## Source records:
::::

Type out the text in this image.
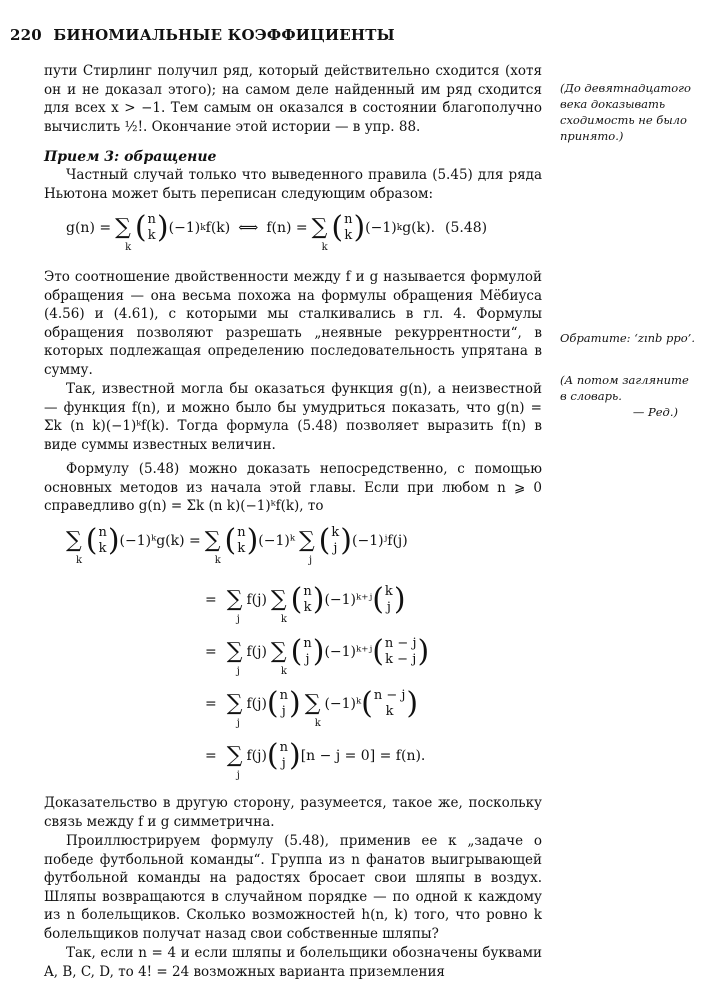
220 БИНОМИАЛЬНЫЕ КОЭФФИЦИЕНТЫ

пути Стирлинг получил ряд, который действительно сходится (хотя он и не доказал этого); на самом деле найденный им ряд сходится для всех x > −1. Тем самым он оказался в состоянии благополучно вычислить ½!. Окончание этой истории — в упр. 88.

(До девятнадцатого века доказывать сходимость не было принято.)

Прием 3: обращение

Частный случай только что выведенного правила (5.45) для ряда Ньютона может быть переписан следующим образом:

g(n) = ∑
k
( n
k ) (−1) k f(k) ⟺ f(n) = ∑
k
( n
k ) (−1) k g(k). (5.48)

Это соотношение двойственности между f и g называется формулой обращения — она весьма похожа на формулы обращения Мёбиуса (4.56) и (4.61), с которыми мы сталкивались в гл. 4. Формулы обращения позволяют разрешать „неявные рекуррентности“, в которых подлежащая определению последовательность упрятана в сумму.

Обратите: ‘zınb ppo’.
(А потом загляните в словарь.
— Ред.)

Так, известной могла бы оказаться функция g(n), а неизвестной — функция f(n), и можно было бы умудриться показать, что g(n) = Σk (n k)(−1)ᵏf(k). Тогда формула (5.48) позволяет выразить f(n) в виде суммы известных величин.

Формулу (5.48) можно доказать непосредственно, с помощью основных методов из начала этой главы. Если при любом n ⩾ 0 справедливо g(n) = Σk (n k)(−1)ᵏf(k), то

∑
k
( n
k ) (−1)ᵏg(k) = ∑
k
( n
k ) (−1)ᵏ ∑
j
( k
j ) (−1)ʲf(j)
= ∑
j
f(j) ∑
k
( n
k ) (−1)ᵏ⁺ʲ ( k
j )
= ∑
j
f(j) ∑
k
( n
j ) (−1)ᵏ⁺ʲ ( n − j
k − j )
= ∑
j
f(j) ( n
j ) ∑
k
(−1)ᵏ ( n − j
k )
= ∑
j
f(j) ( n
j ) [n − j = 0] = f(n).

Доказательство в другую сторону, разумеется, такое же, поскольку связь между f и g симметрична.

Проиллюстрируем формулу (5.48), применив ее к „задаче о победе футбольной команды“. Группа из n фанатов выигрывающей футбольной команды на радостях бросает свои шляпы в воздух. Шляпы возвращаются в случайном порядке — по одной к каждому из n болельщиков. Сколько возможностей h(n, k) того, что ровно k болельщиков получат назад свои собственные шляпы?

Так, если n = 4 и если шляпы и болельщики обозначены буквами A, B, C, D, то 4! = 24 возможных варианта приземления
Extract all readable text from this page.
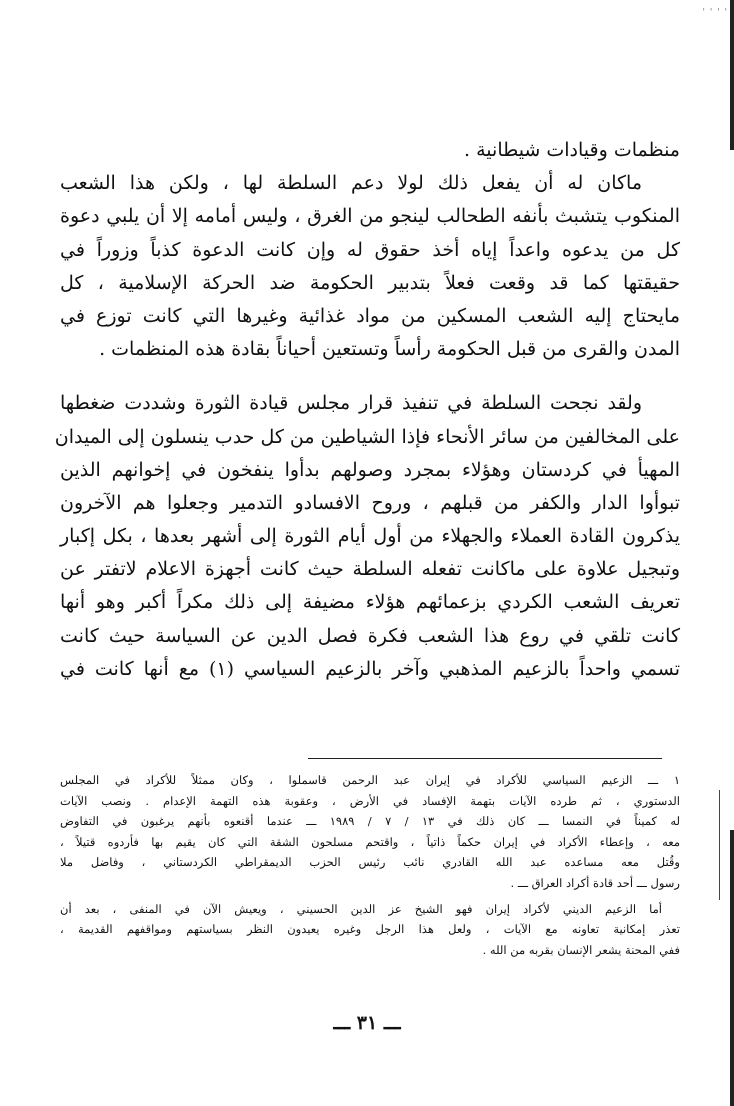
' ' ' '
منظمات وقيادات شيطانية .
ماكان له أن يفعل ذلك لولا دعم السلطة لها ، ولكن هذا الشعب
المنكوب يتشبث بأنفه الطحالب لينجو من الغرق ، وليس أمامه إلا أن يلبي دعوة
كل من يدعوه واعداً إياه أخذ حقوق له وإن كانت الدعوة كذباً وزوراً في
حقيقتها كما قد وقعت فعلاً بتدبير الحكومة ضد الحركة الإسلامية ، كل
مايحتاج إليه الشعب المسكين من مواد غذائية وغيرها التي كانت توزع في
المدن والقرى من قبل الحكومة رأساً وتستعين أحياناً بقادة هذه المنظمات .
ولقد نجحت السلطة في تنفيذ قرار مجلس قيادة الثورة وشددت ضغطها
على المخالفين من سائر الأنحاء فإذا الشياطين من كل حدب ينسلون إلى الميدان
المهيأ في كردستان وهؤلاء بمجرد وصولهم بدأوا ينفخون في إخوانهم الذين
تبوأوا الدار والكفر من قبلهم ، وروح الافسادو التدمير وجعلوا هم الآخرون
يذكرون القادة العملاء والجهلاء من أول أيام الثورة إلى أشهر بعدها ، بكل إكبار
وتبجيل علاوة على ماكانت تفعله السلطة حيث كانت أجهزة الاعلام لاتفتر عن
تعريف الشعب الكردي بزعمائهم هؤلاء مضيفة إلى ذلك مكراً أكبر وهو أنها
كانت تلقي في روع هذا الشعب فكرة فصل الدين عن السياسة حيث كانت
تسمي واحداً بالزعيم المذهبي وآخر بالزعيم السياسي (١) مع أنها كانت في
١ ـــ الزعيم السياسي للأكراد في إيران عبد الرحمن قاسملوا ، وكان ممثلاً للأكراد في المجلس
الدستوري ، ثم طرده الآيات بتهمة الإفساد في الأرض ، وعقوبة هذه التهمة الإعدام . ونصب الآيات
له كميناً في النمسا ـــ كان ذلك في ١٣ / ٧ / ١٩٨٩ ـــ عندما أقنعوه بأنهم يرغبون في التفاوض
معه ، وإعطاء الأكراد في إيران حكماً ذاتياً ، واقتحم مسلحون الشقة التي كان يقيم بها فأردوه قتيلاً ،
وقُتل معه مساعده عبد الله القادري نائب رئيس الحزب الديمقراطي الكردستاني ، وفاضل ملا
رسول ـــ أحد قادة أكراد العراق ـــ .
أما الزعيم الديني لأكراد إيران فهو الشيخ عز الدين الحسيني ، ويعيش الآن في المنفى ، بعد أن
تعذر إمكانية تعاونه مع الآيات ، ولعل هذا الرجل وغيره يعيدون النظر بسياستهم ومواقفهم القديمة ،
ففي المحنة يشعر الإنسان بقربه من الله .
ـــ ٣١ ـــ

::::

## Given exercise:
Find the lines above that include the string "было" and copy them.

## Result of this task:
(До девятнадцатого века доказывать сходимость не было принято.)
Так, известной могла бы оказаться функция g(n), а неизвестной — функция f(n), и можно было бы умудриться показать, что g(n) = Σk (n k)(−1)ᵏf(k). Тогда формула (5.48) позволяет выразить f(n) в виде суммы известных величин.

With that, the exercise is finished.